>> begin Dataset extract
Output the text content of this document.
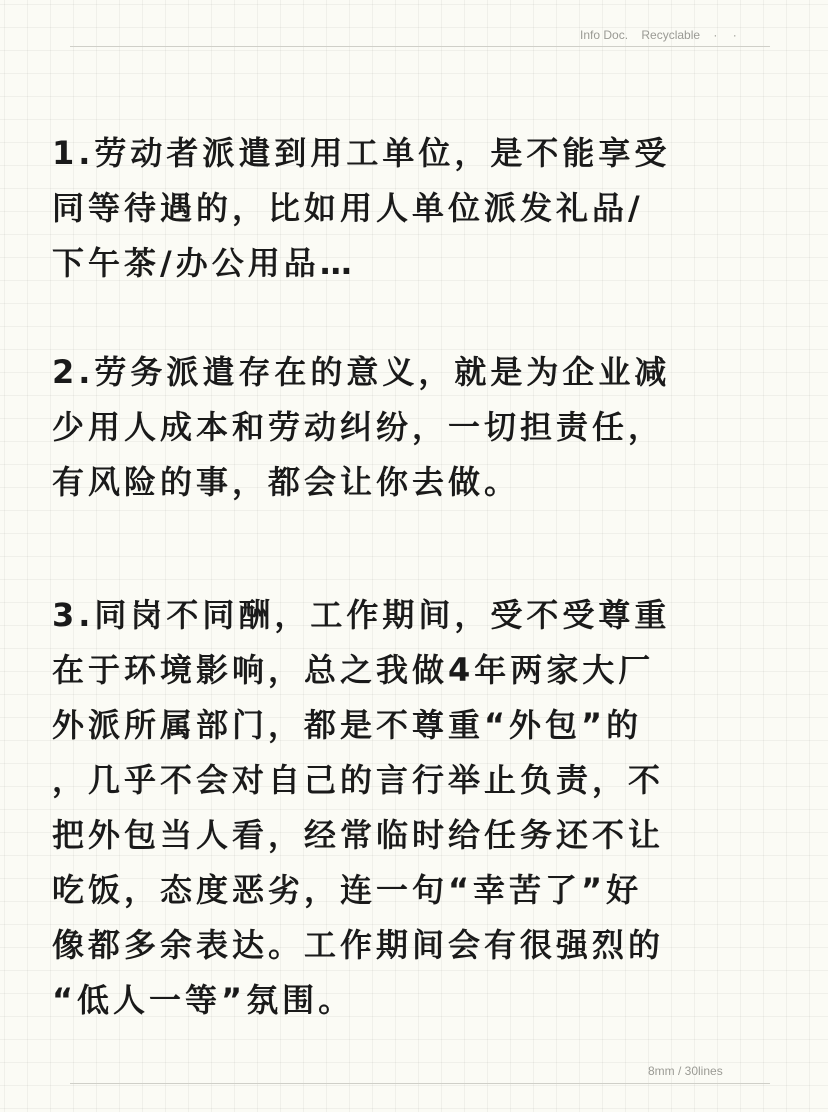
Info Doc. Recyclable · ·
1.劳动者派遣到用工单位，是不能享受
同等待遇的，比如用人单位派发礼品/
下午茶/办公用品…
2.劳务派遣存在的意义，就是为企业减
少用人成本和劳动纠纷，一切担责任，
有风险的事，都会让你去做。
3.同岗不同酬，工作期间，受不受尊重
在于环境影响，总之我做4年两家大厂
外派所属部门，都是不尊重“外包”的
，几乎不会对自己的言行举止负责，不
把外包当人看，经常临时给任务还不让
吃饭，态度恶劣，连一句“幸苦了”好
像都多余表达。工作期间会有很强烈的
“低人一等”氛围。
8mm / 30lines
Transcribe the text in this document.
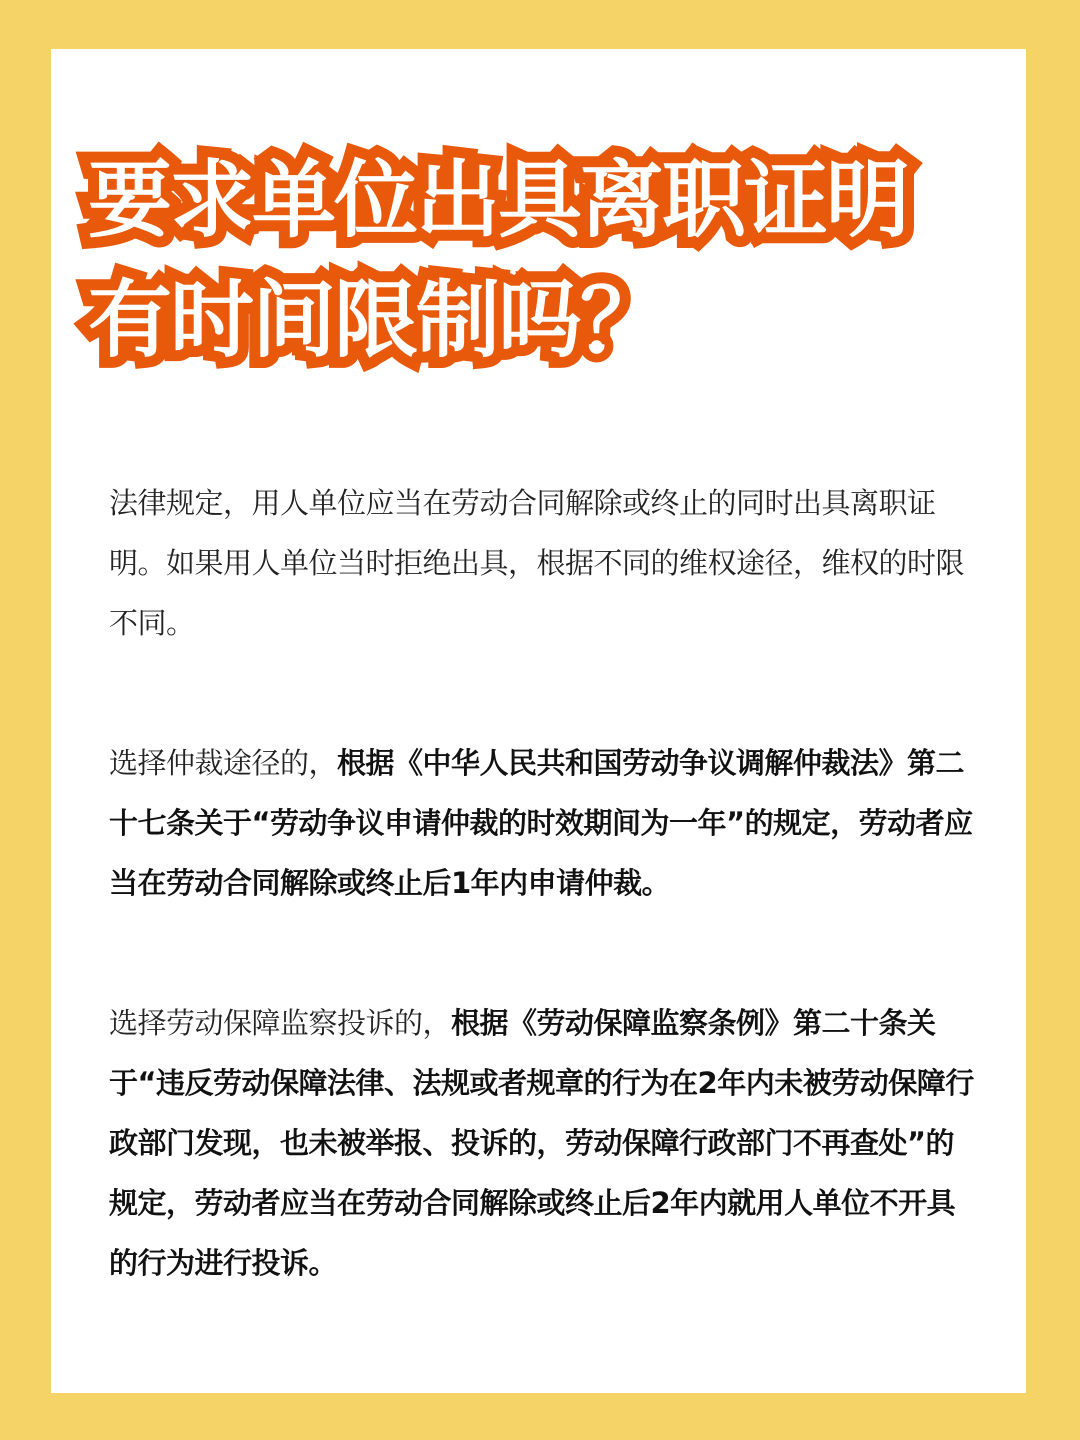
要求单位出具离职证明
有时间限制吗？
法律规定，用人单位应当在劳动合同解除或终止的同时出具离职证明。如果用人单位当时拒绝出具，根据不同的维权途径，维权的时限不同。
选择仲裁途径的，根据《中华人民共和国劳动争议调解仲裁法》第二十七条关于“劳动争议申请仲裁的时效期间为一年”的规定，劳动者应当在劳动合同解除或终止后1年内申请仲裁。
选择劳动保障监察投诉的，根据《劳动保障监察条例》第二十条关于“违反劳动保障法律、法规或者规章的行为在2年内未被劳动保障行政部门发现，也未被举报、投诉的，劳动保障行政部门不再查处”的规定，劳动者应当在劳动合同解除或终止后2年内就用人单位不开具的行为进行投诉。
>> end Dataset extract
To do:
Output the entries above exactly. Drop the pictures.

Response to this task:
Output the text content of this document.
Info Doc. Recyclable · ·
1.劳动者派遣到用工单位，是不能享受
同等待遇的，比如用人单位派发礼品/
下午茶/办公用品…
2.劳务派遣存在的意义，就是为企业减
少用人成本和劳动纠纷，一切担责任，
有风险的事，都会让你去做。
3.同岗不同酬，工作期间，受不受尊重
在于环境影响，总之我做4年两家大厂
外派所属部门，都是不尊重“外包”的
，几乎不会对自己的言行举止负责，不
把外包当人看，经常临时给任务还不让
吃饭，态度恶劣，连一句“幸苦了”好
像都多余表达。工作期间会有很强烈的
“低人一等”氛围。
8mm / 30lines
Transcribe the text in this document.
要求单位出具离职证明
有时间限制吗？
法律规定，用人单位应当在劳动合同解除或终止的同时出具离职证明。如果用人单位当时拒绝出具，根据不同的维权途径，维权的时限不同。
选择仲裁途径的，根据《中华人民共和国劳动争议调解仲裁法》第二十七条关于“劳动争议申请仲裁的时效期间为一年”的规定，劳动者应当在劳动合同解除或终止后1年内申请仲裁。
选择劳动保障监察投诉的，根据《劳动保障监察条例》第二十条关于“违反劳动保障法律、法规或者规章的行为在2年内未被劳动保障行政部门发现，也未被举报、投诉的，劳动保障行政部门不再查处”的规定，劳动者应当在劳动合同解除或终止后2年内就用人单位不开具的行为进行投诉。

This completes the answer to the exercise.